##### Stored rows #####
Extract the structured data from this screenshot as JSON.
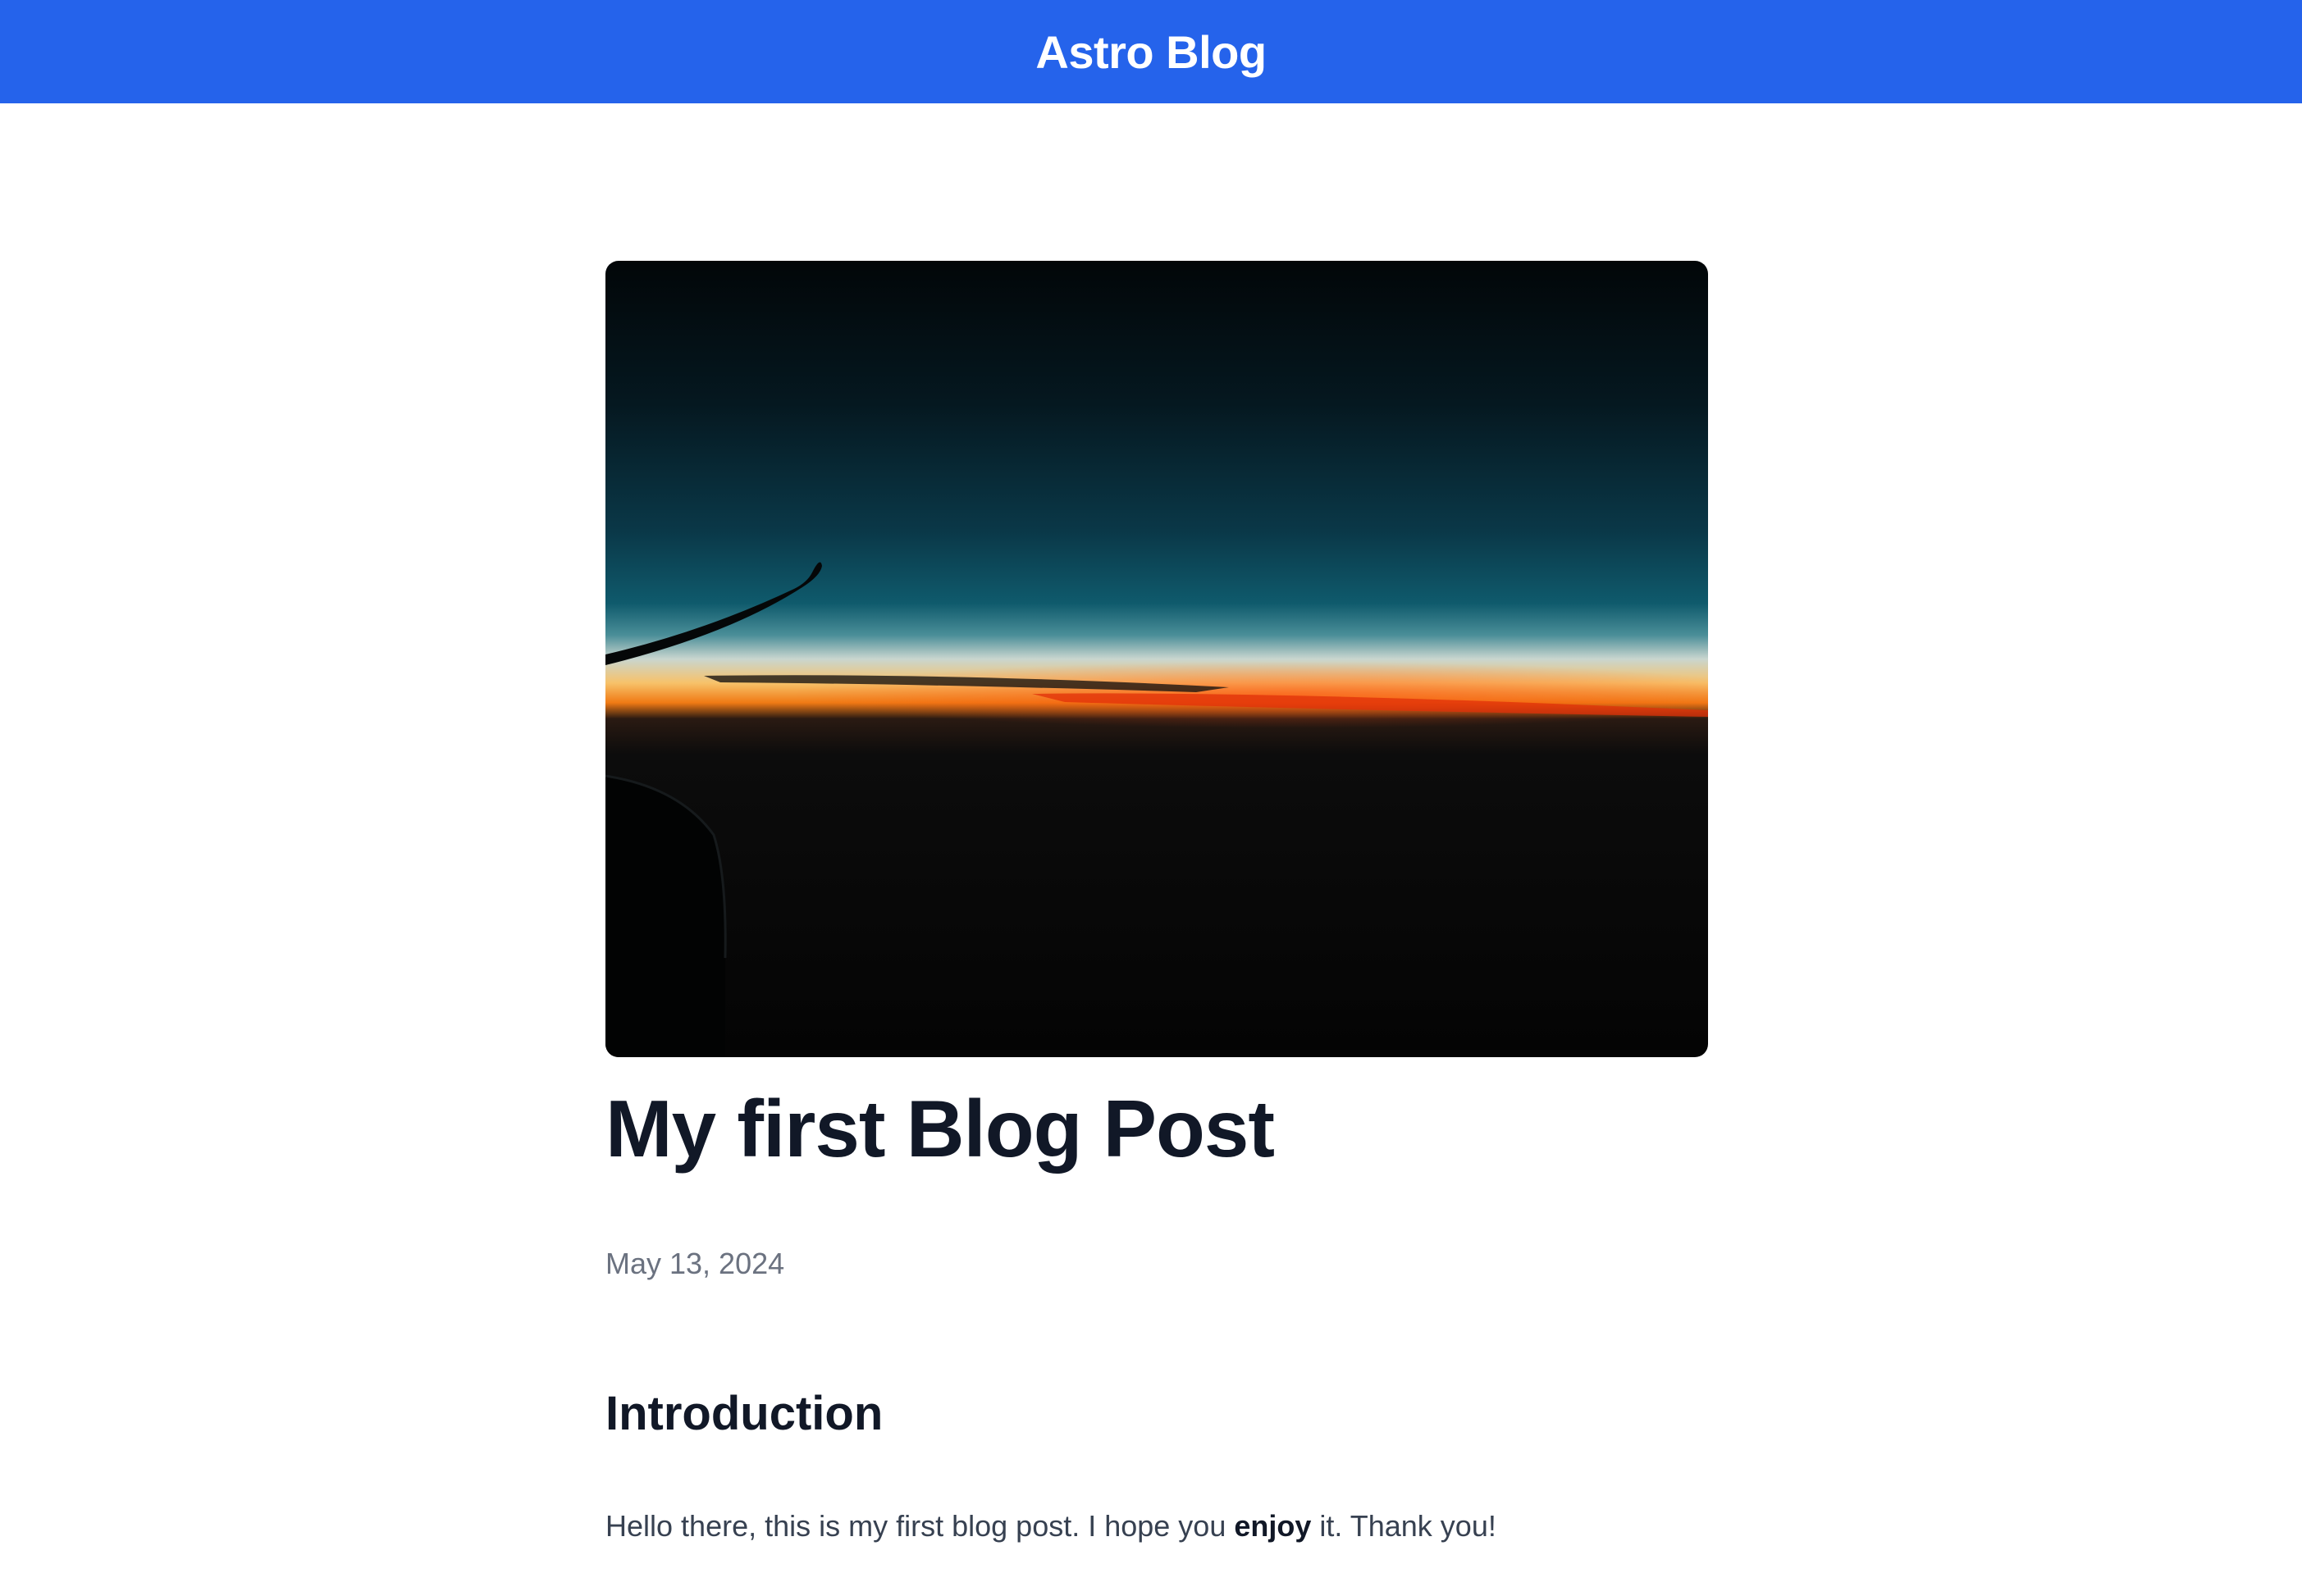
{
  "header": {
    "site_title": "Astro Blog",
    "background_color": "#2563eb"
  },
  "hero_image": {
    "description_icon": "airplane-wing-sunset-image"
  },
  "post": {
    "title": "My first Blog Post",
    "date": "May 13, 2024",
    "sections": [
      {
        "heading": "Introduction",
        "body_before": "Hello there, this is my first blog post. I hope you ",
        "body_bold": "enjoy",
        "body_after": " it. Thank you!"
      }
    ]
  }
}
#####
### Task prompt:
Look over the records above and copy each line that includes the string "first".

### Solution for this task:
    "title": "My first Blog Post",
        "body_before": "Hello there, this is my first blog post. I hope you ",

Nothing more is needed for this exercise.